GIVEN INFORMATION
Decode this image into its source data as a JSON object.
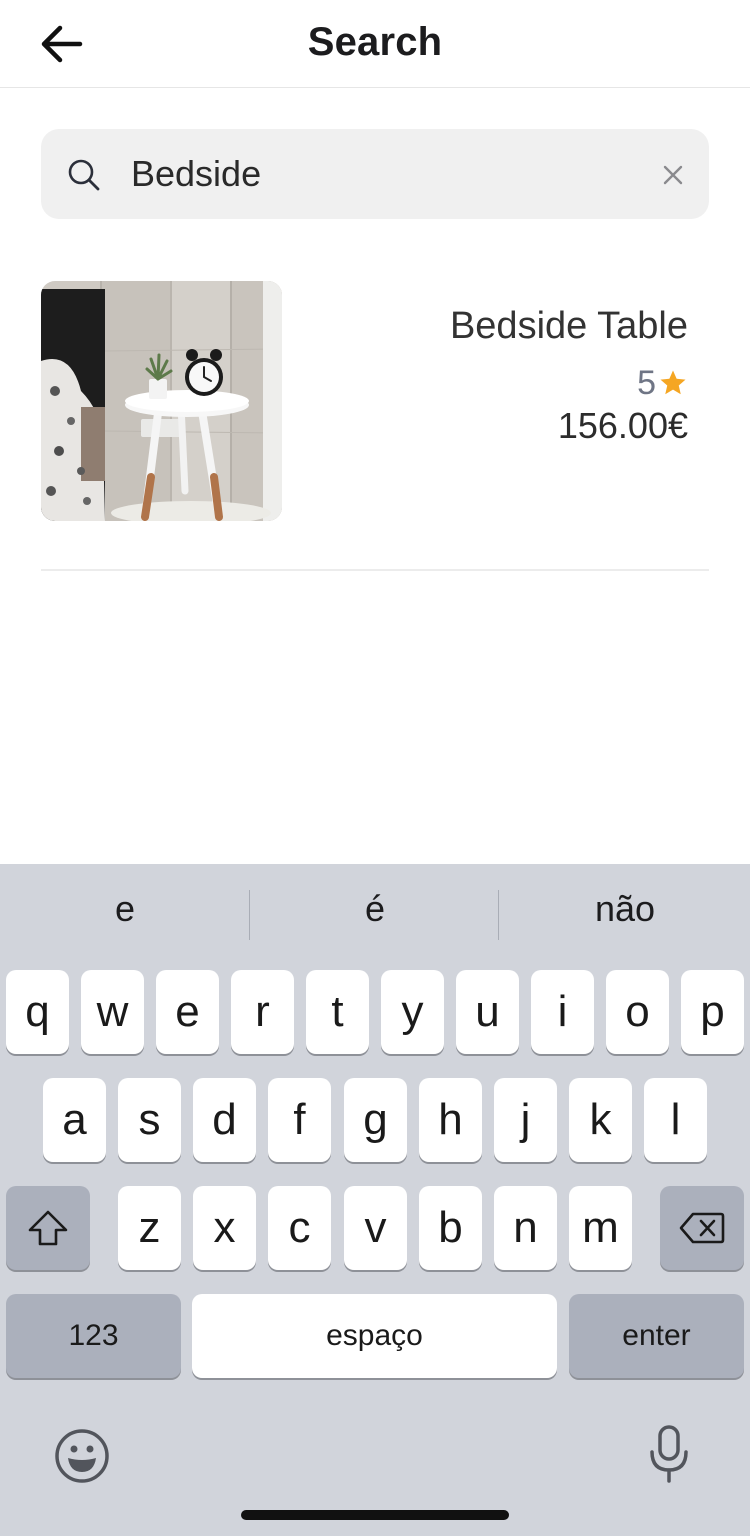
{
  "header": {
    "title": "Search",
    "back_icon": "arrow-left-icon"
  },
  "search": {
    "value": "Bedside",
    "search_icon": "search-icon",
    "clear_icon": "close-icon"
  },
  "results": [
    {
      "name": "Bedside Table",
      "rating": "5",
      "rating_icon": "star-icon",
      "price": "156.00€",
      "image": "bedside-table-photo"
    }
  ],
  "keyboard": {
    "suggestions": [
      "e",
      "é",
      "não"
    ],
    "row1": [
      "q",
      "w",
      "e",
      "r",
      "t",
      "y",
      "u",
      "i",
      "o",
      "p"
    ],
    "row2": [
      "a",
      "s",
      "d",
      "f",
      "g",
      "h",
      "j",
      "k",
      "l"
    ],
    "row3": [
      "z",
      "x",
      "c",
      "v",
      "b",
      "n",
      "m"
    ],
    "numbers_label": "123",
    "space_label": "espaço",
    "enter_label": "enter",
    "shift_icon": "shift-icon",
    "backspace_icon": "backspace-icon",
    "emoji_icon": "emoji-icon",
    "mic_icon": "microphone-icon"
  },
  "colors": {
    "accent_star": "#f5a623",
    "keyboard_bg": "#d1d4db",
    "search_bg": "#f0f0f0"
  }
}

SET EXERCISE
Retype each record exactly as it stands, but do not include the pictures.

PROBLEM SOLUTION
Decode this image into its source data as a JSON object.
{
  "header": {
    "title": "Search",
    "back_icon": "arrow-left-icon"
  },
  "search": {
    "value": "Bedside",
    "search_icon": "search-icon",
    "clear_icon": "close-icon"
  },
  "results": [
    {
      "name": "Bedside Table",
      "rating": "5",
      "rating_icon": "star-icon",
      "price": "156.00€",
      "image": "bedside-table-photo"
    }
  ],
  "keyboard": {
    "suggestions": [
      "e",
      "é",
      "não"
    ],
    "row1": [
      "q",
      "w",
      "e",
      "r",
      "t",
      "y",
      "u",
      "i",
      "o",
      "p"
    ],
    "row2": [
      "a",
      "s",
      "d",
      "f",
      "g",
      "h",
      "j",
      "k",
      "l"
    ],
    "row3": [
      "z",
      "x",
      "c",
      "v",
      "b",
      "n",
      "m"
    ],
    "numbers_label": "123",
    "space_label": "espaço",
    "enter_label": "enter",
    "shift_icon": "shift-icon",
    "backspace_icon": "backspace-icon",
    "emoji_icon": "emoji-icon",
    "mic_icon": "microphone-icon"
  },
  "colors": {
    "accent_star": "#f5a623",
    "keyboard_bg": "#d1d4db",
    "search_bg": "#f0f0f0"
  }
}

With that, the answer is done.